What you need to do
Extract the complete listing and output it unchanged.

Data for this task
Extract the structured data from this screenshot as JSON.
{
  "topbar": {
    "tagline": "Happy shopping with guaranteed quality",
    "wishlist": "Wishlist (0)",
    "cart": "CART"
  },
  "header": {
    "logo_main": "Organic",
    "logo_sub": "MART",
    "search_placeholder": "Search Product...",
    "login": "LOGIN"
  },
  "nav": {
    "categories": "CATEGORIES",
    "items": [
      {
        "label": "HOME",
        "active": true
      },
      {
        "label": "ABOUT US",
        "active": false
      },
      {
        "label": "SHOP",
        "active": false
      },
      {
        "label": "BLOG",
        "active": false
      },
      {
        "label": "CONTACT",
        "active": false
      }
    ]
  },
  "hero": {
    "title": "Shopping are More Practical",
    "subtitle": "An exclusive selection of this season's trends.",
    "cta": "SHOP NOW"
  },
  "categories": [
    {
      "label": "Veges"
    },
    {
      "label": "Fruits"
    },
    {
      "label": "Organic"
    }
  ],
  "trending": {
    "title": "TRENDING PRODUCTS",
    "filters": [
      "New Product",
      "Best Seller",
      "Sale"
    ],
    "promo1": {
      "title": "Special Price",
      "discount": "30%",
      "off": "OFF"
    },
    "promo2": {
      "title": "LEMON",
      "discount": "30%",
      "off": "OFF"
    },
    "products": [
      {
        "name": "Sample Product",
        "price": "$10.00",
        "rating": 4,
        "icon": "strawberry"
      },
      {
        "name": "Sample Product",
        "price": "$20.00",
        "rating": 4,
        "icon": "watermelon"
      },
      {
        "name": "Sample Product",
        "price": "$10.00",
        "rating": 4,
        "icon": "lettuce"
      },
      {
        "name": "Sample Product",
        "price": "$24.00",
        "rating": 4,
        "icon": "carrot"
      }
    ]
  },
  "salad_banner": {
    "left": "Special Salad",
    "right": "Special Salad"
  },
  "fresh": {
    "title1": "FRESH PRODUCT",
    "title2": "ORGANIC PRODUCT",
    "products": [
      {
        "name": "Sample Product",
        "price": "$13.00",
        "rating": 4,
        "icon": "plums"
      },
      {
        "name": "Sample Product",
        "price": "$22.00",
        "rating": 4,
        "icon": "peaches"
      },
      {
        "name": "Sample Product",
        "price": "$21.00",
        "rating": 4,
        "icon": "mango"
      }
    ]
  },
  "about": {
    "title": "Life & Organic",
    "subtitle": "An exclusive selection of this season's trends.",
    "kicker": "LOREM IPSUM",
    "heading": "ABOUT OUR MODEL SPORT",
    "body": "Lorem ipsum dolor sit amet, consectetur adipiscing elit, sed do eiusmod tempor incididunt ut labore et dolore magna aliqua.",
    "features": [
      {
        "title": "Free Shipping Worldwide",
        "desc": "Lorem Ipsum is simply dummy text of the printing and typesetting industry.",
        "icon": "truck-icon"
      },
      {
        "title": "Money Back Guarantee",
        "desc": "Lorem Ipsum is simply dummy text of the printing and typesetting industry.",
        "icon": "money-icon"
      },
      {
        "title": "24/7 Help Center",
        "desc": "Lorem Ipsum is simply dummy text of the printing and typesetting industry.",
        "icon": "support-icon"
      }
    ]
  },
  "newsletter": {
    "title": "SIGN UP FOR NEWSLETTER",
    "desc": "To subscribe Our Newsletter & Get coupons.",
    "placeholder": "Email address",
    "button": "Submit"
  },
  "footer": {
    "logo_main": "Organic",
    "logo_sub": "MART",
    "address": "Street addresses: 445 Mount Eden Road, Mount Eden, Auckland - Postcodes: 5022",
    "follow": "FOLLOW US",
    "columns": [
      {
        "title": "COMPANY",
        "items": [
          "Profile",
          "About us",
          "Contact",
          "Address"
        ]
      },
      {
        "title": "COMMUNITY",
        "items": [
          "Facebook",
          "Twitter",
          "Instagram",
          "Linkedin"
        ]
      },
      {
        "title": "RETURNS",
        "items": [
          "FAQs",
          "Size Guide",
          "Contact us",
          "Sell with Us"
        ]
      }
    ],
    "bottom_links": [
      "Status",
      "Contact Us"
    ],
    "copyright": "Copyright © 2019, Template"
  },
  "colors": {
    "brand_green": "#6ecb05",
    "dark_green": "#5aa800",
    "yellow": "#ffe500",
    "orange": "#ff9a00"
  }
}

Response to this exercise
Extract the structured data from this screenshot as JSON.
{
  "topbar": {
    "tagline": "Happy shopping with guaranteed quality",
    "wishlist": "Wishlist (0)",
    "cart": "CART"
  },
  "header": {
    "logo_main": "Organic",
    "logo_sub": "MART",
    "search_placeholder": "Search Product...",
    "login": "LOGIN"
  },
  "nav": {
    "categories": "CATEGORIES",
    "items": [
      {
        "label": "HOME",
        "active": true
      },
      {
        "label": "ABOUT US",
        "active": false
      },
      {
        "label": "SHOP",
        "active": false
      },
      {
        "label": "BLOG",
        "active": false
      },
      {
        "label": "CONTACT",
        "active": false
      }
    ]
  },
  "hero": {
    "title": "Shopping are More Practical",
    "subtitle": "An exclusive selection of this season's trends.",
    "cta": "SHOP NOW"
  },
  "categories": [
    {
      "label": "Veges"
    },
    {
      "label": "Fruits"
    },
    {
      "label": "Organic"
    }
  ],
  "trending": {
    "title": "TRENDING PRODUCTS",
    "filters": [
      "New Product",
      "Best Seller",
      "Sale"
    ],
    "promo1": {
      "title": "Special Price",
      "discount": "30%",
      "off": "OFF"
    },
    "promo2": {
      "title": "LEMON",
      "discount": "30%",
      "off": "OFF"
    },
    "products": [
      {
        "name": "Sample Product",
        "price": "$10.00",
        "rating": 4,
        "icon": "strawberry"
      },
      {
        "name": "Sample Product",
        "price": "$20.00",
        "rating": 4,
        "icon": "watermelon"
      },
      {
        "name": "Sample Product",
        "price": "$10.00",
        "rating": 4,
        "icon": "lettuce"
      },
      {
        "name": "Sample Product",
        "price": "$24.00",
        "rating": 4,
        "icon": "carrot"
      }
    ]
  },
  "salad_banner": {
    "left": "Special Salad",
    "right": "Special Salad"
  },
  "fresh": {
    "title1": "FRESH PRODUCT",
    "title2": "ORGANIC PRODUCT",
    "products": [
      {
        "name": "Sample Product",
        "price": "$13.00",
        "rating": 4,
        "icon": "plums"
      },
      {
        "name": "Sample Product",
        "price": "$22.00",
        "rating": 4,
        "icon": "peaches"
      },
      {
        "name": "Sample Product",
        "price": "$21.00",
        "rating": 4,
        "icon": "mango"
      }
    ]
  },
  "about": {
    "title": "Life & Organic",
    "subtitle": "An exclusive selection of this season's trends.",
    "kicker": "LOREM IPSUM",
    "heading": "ABOUT OUR MODEL SPORT",
    "body": "Lorem ipsum dolor sit amet, consectetur adipiscing elit, sed do eiusmod tempor incididunt ut labore et dolore magna aliqua.",
    "features": [
      {
        "title": "Free Shipping Worldwide",
        "desc": "Lorem Ipsum is simply dummy text of the printing and typesetting industry.",
        "icon": "truck-icon"
      },
      {
        "title": "Money Back Guarantee",
        "desc": "Lorem Ipsum is simply dummy text of the printing and typesetting industry.",
        "icon": "money-icon"
      },
      {
        "title": "24/7 Help Center",
        "desc": "Lorem Ipsum is simply dummy text of the printing and typesetting industry.",
        "icon": "support-icon"
      }
    ]
  },
  "newsletter": {
    "title": "SIGN UP FOR NEWSLETTER",
    "desc": "To subscribe Our Newsletter & Get coupons.",
    "placeholder": "Email address",
    "button": "Submit"
  },
  "footer": {
    "logo_main": "Organic",
    "logo_sub": "MART",
    "address": "Street addresses: 445 Mount Eden Road, Mount Eden, Auckland - Postcodes: 5022",
    "follow": "FOLLOW US",
    "columns": [
      {
        "title": "COMPANY",
        "items": [
          "Profile",
          "About us",
          "Contact",
          "Address"
        ]
      },
      {
        "title": "COMMUNITY",
        "items": [
          "Facebook",
          "Twitter",
          "Instagram",
          "Linkedin"
        ]
      },
      {
        "title": "RETURNS",
        "items": [
          "FAQs",
          "Size Guide",
          "Contact us",
          "Sell with Us"
        ]
      }
    ],
    "bottom_links": [
      "Status",
      "Contact Us"
    ],
    "copyright": "Copyright © 2019, Template"
  },
  "colors": {
    "brand_green": "#6ecb05",
    "dark_green": "#5aa800",
    "yellow": "#ffe500",
    "orange": "#ff9a00"
  }
}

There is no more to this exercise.